▶ **Written task**:
Where a line of the material contains the string "zawodowa", copy that line.

▶ **Record extracts**:
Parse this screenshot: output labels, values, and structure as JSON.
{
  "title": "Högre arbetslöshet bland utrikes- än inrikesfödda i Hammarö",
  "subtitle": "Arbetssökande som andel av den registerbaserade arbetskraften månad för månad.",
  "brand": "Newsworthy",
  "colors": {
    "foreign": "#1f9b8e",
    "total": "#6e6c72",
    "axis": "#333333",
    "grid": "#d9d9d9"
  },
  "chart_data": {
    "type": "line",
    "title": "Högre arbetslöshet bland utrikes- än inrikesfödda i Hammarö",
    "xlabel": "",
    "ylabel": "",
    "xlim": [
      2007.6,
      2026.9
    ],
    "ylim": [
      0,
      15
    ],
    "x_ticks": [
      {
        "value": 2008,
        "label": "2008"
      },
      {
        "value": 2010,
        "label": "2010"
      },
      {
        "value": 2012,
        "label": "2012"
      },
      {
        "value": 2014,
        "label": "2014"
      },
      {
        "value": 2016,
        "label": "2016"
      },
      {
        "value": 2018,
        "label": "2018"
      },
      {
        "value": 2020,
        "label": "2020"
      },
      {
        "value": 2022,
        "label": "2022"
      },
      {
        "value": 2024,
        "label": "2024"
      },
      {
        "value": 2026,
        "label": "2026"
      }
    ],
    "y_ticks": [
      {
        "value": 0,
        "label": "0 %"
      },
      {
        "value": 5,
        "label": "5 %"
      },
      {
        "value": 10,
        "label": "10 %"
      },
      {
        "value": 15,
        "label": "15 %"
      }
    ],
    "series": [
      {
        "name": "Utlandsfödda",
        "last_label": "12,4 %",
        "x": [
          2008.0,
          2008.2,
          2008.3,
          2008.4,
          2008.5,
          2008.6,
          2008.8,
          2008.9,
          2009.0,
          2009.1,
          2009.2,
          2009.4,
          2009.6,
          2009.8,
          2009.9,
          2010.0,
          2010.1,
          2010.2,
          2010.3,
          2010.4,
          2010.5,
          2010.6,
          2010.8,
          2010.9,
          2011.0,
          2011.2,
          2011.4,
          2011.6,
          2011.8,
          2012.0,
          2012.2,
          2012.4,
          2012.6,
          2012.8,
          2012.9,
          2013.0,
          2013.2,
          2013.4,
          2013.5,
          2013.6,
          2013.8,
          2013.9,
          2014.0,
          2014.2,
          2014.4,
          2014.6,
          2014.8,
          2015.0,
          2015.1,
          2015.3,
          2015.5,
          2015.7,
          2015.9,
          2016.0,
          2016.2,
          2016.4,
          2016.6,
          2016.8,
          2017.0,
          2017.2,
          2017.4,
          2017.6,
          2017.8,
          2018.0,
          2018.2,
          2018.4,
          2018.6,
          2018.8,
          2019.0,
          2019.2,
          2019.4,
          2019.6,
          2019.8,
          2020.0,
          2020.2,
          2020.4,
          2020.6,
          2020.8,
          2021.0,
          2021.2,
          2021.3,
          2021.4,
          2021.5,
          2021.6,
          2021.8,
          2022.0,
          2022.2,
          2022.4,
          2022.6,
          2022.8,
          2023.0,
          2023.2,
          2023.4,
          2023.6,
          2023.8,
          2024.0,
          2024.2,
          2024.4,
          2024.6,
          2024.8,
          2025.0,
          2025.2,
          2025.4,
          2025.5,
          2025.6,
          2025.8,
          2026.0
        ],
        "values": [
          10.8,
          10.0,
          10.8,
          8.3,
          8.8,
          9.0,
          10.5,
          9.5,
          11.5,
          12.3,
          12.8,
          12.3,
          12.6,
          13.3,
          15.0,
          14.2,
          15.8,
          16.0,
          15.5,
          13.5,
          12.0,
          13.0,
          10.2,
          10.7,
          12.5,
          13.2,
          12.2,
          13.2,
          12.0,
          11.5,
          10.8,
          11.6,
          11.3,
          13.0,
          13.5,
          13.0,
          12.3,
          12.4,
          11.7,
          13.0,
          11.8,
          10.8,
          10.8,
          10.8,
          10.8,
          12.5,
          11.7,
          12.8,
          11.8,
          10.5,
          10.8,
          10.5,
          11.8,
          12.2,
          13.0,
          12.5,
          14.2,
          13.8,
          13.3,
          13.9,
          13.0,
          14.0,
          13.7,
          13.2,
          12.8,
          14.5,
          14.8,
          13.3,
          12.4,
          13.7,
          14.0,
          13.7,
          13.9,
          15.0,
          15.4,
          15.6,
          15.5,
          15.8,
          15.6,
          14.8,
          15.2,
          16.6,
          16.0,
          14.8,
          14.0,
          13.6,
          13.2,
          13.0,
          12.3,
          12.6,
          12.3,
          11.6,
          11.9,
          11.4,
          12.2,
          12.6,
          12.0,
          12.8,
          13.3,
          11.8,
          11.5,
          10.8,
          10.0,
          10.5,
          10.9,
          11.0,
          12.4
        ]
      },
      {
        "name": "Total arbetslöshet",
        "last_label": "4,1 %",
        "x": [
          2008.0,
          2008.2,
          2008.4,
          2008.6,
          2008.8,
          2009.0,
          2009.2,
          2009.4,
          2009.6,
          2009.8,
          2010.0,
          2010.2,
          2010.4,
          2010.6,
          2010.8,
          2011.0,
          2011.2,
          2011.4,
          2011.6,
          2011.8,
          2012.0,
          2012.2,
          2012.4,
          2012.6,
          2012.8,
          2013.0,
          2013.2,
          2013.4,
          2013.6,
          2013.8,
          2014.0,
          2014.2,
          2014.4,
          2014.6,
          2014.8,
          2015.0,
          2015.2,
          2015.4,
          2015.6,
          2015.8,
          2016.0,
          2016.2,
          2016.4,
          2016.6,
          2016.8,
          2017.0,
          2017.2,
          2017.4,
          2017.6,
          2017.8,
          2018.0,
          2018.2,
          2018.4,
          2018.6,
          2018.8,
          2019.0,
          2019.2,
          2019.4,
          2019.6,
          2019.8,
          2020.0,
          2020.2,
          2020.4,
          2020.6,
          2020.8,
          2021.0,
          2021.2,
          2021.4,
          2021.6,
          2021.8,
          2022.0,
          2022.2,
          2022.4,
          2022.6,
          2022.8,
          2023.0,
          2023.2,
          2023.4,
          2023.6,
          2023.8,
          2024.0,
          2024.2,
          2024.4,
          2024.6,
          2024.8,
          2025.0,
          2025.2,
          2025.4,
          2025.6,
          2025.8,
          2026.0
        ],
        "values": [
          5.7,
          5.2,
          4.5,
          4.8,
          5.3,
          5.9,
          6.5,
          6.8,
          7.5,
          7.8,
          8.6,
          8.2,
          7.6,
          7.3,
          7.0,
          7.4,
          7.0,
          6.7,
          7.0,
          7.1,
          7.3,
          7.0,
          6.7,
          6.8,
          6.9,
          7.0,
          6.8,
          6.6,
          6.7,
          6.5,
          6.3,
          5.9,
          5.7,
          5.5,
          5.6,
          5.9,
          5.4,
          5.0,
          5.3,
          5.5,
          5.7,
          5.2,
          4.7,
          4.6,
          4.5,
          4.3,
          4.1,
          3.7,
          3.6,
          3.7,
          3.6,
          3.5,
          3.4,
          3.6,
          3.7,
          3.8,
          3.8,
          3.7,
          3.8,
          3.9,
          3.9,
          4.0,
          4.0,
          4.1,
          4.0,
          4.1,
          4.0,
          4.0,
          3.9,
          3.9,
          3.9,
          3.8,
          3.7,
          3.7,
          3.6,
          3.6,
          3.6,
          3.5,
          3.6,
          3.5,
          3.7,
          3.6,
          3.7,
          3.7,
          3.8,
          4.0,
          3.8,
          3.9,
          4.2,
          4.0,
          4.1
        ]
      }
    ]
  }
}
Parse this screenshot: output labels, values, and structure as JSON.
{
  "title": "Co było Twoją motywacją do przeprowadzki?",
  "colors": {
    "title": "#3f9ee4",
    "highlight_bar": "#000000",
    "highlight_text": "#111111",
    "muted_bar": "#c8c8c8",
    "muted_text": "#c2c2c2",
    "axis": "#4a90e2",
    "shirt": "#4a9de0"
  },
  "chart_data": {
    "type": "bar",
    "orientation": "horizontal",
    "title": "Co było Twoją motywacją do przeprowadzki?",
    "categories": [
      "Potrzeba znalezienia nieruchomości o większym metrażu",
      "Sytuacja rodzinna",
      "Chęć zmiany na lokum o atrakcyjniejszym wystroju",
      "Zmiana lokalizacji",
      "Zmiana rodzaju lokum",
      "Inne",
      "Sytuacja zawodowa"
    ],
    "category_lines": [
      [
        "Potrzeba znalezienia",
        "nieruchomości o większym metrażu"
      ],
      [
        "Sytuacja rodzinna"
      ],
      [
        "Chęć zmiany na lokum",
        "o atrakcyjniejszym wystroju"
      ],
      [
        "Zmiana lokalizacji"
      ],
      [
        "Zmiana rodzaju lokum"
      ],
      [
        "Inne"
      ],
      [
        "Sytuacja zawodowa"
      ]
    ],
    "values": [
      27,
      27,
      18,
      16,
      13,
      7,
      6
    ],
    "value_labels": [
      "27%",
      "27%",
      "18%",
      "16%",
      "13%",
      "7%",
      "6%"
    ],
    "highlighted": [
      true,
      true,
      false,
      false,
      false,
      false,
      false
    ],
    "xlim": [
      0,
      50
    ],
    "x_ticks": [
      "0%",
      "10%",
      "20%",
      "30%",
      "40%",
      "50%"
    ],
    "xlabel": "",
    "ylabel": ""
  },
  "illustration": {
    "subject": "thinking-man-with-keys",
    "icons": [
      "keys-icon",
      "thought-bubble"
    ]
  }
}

▶ **Right answer**:
      "Sytuacja zawodowa"
        "Sytuacja zawodowa"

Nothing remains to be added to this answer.